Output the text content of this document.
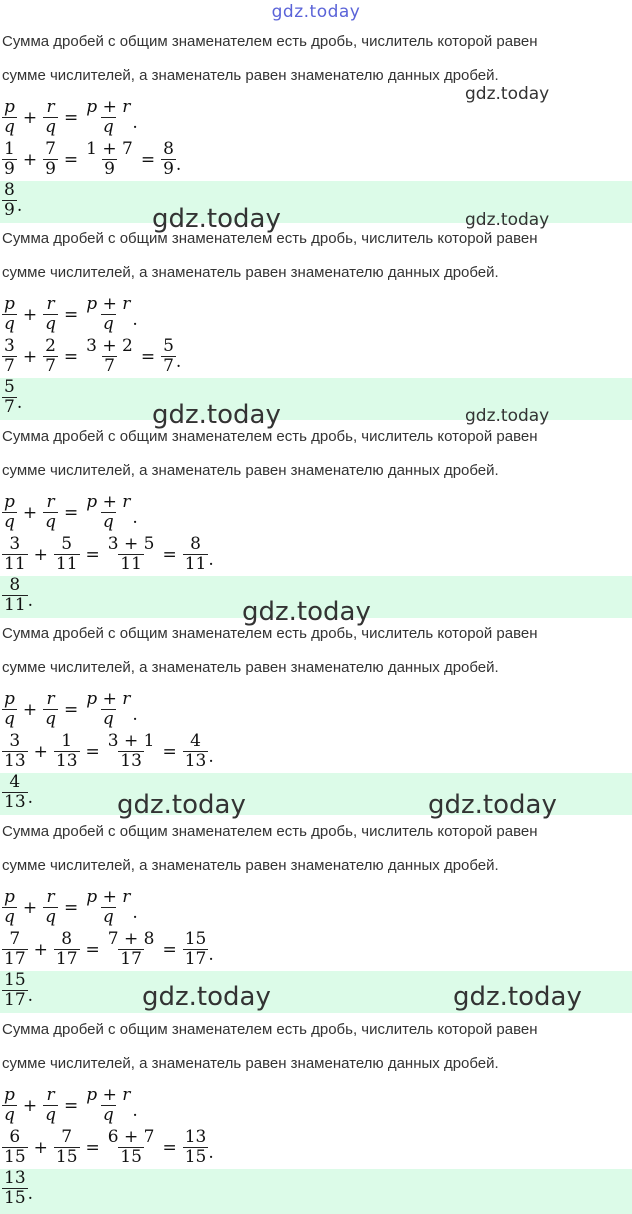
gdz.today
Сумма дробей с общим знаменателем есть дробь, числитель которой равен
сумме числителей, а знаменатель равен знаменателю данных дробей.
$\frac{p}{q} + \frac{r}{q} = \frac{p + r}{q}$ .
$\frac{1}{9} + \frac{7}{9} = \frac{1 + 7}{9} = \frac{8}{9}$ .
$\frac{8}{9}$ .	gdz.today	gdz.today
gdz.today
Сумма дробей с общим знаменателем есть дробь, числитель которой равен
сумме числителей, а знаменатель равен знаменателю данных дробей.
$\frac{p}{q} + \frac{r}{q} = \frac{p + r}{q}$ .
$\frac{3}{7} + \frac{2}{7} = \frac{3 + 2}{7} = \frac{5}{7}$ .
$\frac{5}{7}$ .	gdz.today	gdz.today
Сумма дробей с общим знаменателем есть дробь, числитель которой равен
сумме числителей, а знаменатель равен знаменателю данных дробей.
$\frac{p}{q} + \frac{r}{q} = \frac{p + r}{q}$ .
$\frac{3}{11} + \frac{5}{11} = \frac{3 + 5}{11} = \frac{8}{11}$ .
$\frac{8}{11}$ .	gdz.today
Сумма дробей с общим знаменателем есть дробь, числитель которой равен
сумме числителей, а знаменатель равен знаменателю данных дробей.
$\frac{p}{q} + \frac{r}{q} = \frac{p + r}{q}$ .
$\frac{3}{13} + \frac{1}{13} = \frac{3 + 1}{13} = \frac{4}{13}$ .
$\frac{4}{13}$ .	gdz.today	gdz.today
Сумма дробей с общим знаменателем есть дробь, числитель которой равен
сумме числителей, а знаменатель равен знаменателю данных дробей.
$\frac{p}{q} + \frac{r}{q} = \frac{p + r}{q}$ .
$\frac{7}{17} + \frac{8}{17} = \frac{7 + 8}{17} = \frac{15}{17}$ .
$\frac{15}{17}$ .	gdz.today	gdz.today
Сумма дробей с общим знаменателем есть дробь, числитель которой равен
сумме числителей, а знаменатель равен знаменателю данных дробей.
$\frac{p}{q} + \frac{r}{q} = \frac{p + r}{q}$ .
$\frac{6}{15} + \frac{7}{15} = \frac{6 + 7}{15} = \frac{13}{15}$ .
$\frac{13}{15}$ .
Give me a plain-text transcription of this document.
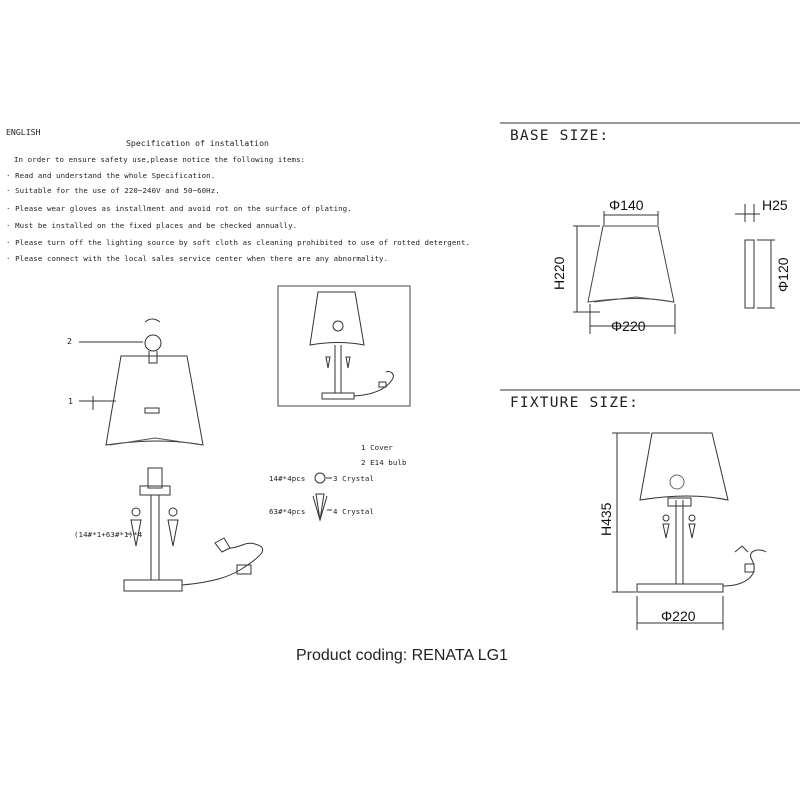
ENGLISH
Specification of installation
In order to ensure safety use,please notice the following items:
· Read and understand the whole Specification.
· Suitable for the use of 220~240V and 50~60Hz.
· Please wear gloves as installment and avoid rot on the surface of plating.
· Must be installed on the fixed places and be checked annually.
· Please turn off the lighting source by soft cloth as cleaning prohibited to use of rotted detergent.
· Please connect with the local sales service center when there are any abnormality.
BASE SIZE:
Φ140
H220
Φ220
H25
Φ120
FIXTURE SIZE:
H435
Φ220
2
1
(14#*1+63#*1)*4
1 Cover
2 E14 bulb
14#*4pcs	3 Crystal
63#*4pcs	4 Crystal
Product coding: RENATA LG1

——————

## Your goal
All lines in the data that contain the word "text" should be copied.

## Reply to the task
Output the text content of this document.
Give me a plain-text transcription of this document.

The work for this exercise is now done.